--- start ---
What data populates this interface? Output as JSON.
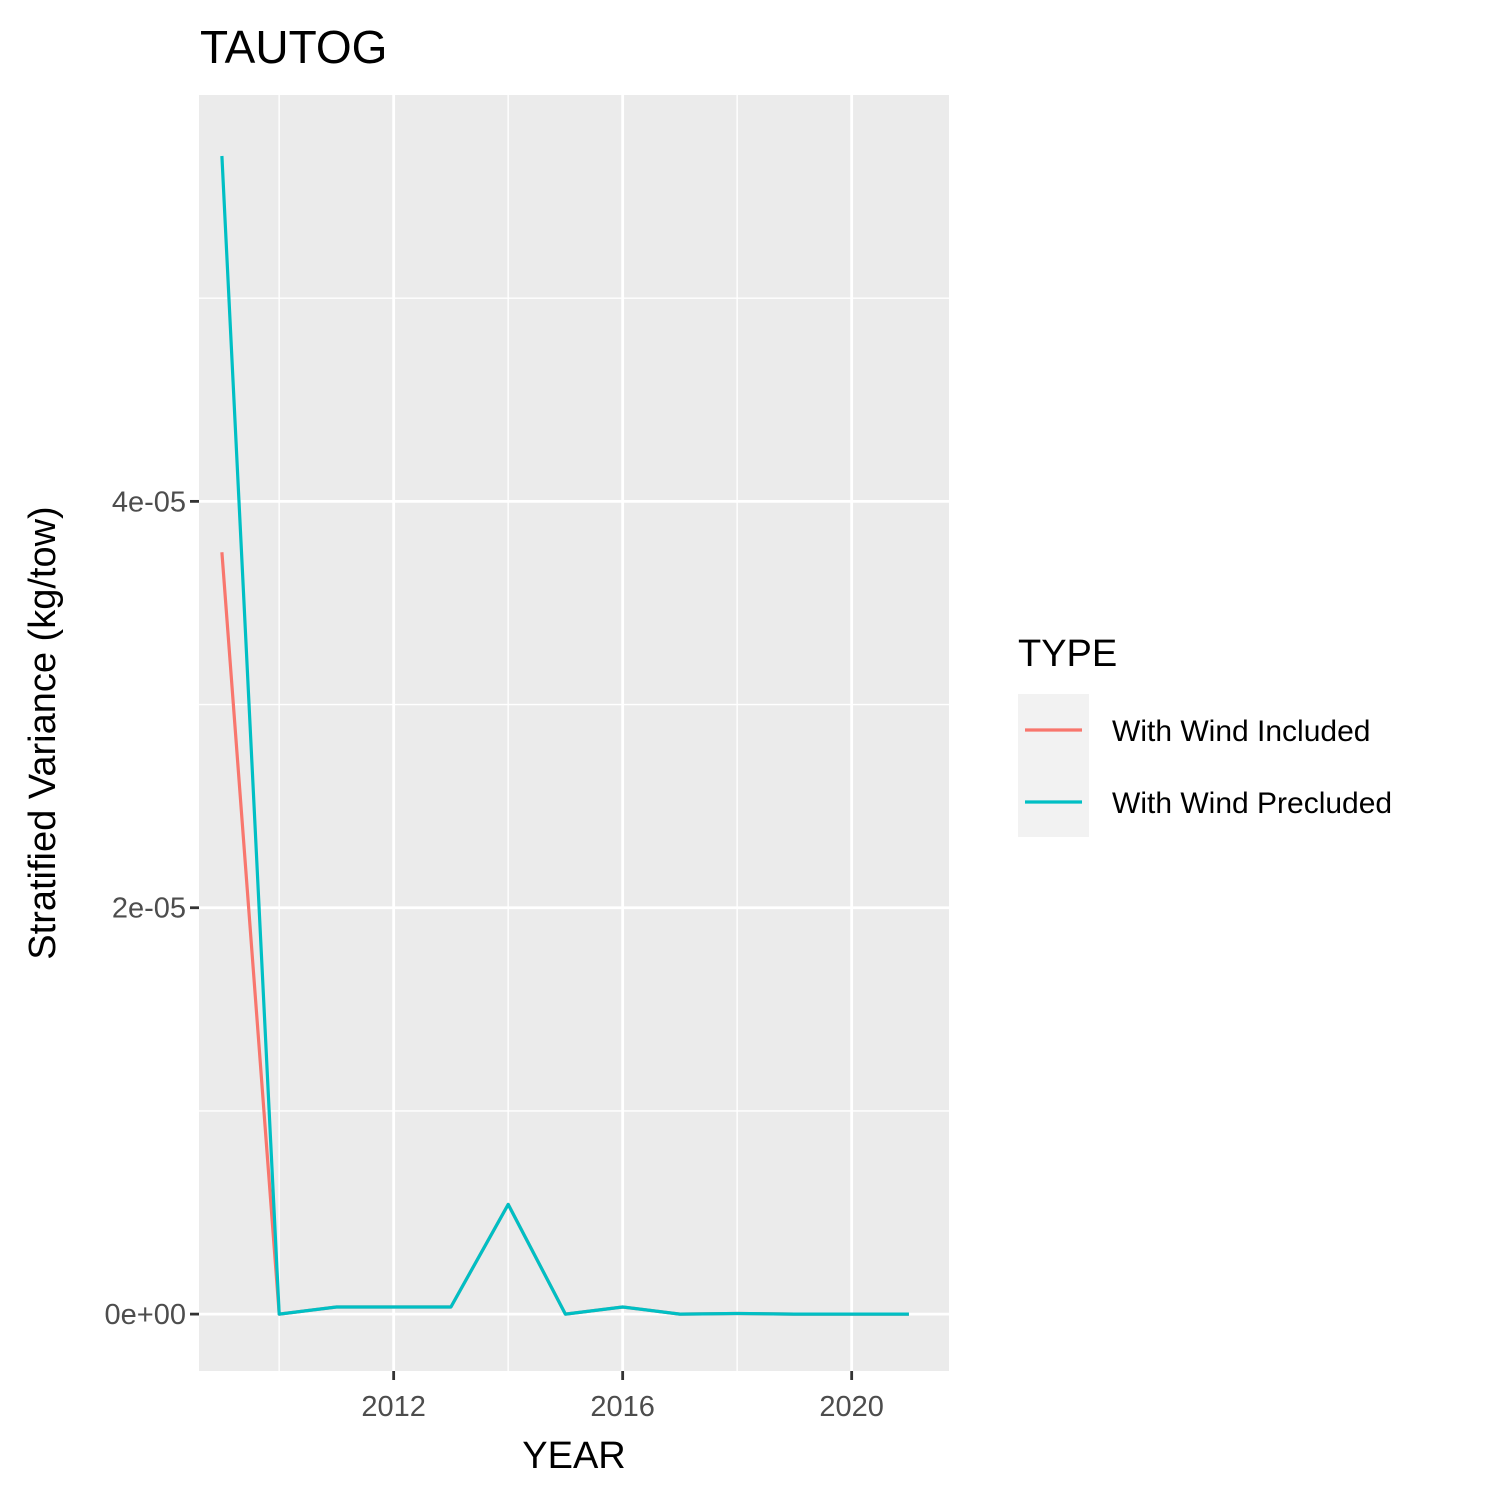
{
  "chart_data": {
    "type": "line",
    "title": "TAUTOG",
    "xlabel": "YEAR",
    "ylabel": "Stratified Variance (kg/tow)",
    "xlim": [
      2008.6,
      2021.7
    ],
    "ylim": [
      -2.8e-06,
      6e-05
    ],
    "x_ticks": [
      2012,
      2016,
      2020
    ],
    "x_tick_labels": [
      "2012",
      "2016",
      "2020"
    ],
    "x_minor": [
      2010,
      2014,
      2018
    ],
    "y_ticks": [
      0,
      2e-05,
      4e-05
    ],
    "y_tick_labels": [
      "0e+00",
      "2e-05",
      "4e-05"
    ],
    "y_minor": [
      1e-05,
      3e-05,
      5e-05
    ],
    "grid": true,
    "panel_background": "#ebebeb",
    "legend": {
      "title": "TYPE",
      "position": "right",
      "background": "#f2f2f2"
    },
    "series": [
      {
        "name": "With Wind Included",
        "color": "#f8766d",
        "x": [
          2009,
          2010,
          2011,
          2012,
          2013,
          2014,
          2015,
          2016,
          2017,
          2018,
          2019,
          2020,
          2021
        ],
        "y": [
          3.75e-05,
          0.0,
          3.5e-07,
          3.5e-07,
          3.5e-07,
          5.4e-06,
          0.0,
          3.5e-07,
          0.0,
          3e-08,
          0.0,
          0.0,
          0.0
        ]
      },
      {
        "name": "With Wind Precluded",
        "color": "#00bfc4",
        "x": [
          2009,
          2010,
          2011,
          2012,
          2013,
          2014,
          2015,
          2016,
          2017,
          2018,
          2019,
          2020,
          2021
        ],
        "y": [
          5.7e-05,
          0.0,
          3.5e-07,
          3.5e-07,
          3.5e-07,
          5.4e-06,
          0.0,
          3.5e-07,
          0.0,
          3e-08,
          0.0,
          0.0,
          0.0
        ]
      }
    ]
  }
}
--- end ---
→ TO DO:
Leave the images out and output the remaining material exactly as it stands.

→ SOLUTION TO THIS PROBLEM:
What data populates this interface? Output as JSON.
{
  "chart_data": {
    "type": "line",
    "title": "TAUTOG",
    "xlabel": "YEAR",
    "ylabel": "Stratified Variance (kg/tow)",
    "xlim": [
      2008.6,
      2021.7
    ],
    "ylim": [
      -2.8e-06,
      6e-05
    ],
    "x_ticks": [
      2012,
      2016,
      2020
    ],
    "x_tick_labels": [
      "2012",
      "2016",
      "2020"
    ],
    "x_minor": [
      2010,
      2014,
      2018
    ],
    "y_ticks": [
      0,
      2e-05,
      4e-05
    ],
    "y_tick_labels": [
      "0e+00",
      "2e-05",
      "4e-05"
    ],
    "y_minor": [
      1e-05,
      3e-05,
      5e-05
    ],
    "grid": true,
    "panel_background": "#ebebeb",
    "legend": {
      "title": "TYPE",
      "position": "right",
      "background": "#f2f2f2"
    },
    "series": [
      {
        "name": "With Wind Included",
        "color": "#f8766d",
        "x": [
          2009,
          2010,
          2011,
          2012,
          2013,
          2014,
          2015,
          2016,
          2017,
          2018,
          2019,
          2020,
          2021
        ],
        "y": [
          3.75e-05,
          0.0,
          3.5e-07,
          3.5e-07,
          3.5e-07,
          5.4e-06,
          0.0,
          3.5e-07,
          0.0,
          3e-08,
          0.0,
          0.0,
          0.0
        ]
      },
      {
        "name": "With Wind Precluded",
        "color": "#00bfc4",
        "x": [
          2009,
          2010,
          2011,
          2012,
          2013,
          2014,
          2015,
          2016,
          2017,
          2018,
          2019,
          2020,
          2021
        ],
        "y": [
          5.7e-05,
          0.0,
          3.5e-07,
          3.5e-07,
          3.5e-07,
          5.4e-06,
          0.0,
          3.5e-07,
          0.0,
          3e-08,
          0.0,
          0.0,
          0.0
        ]
      }
    ]
  }
}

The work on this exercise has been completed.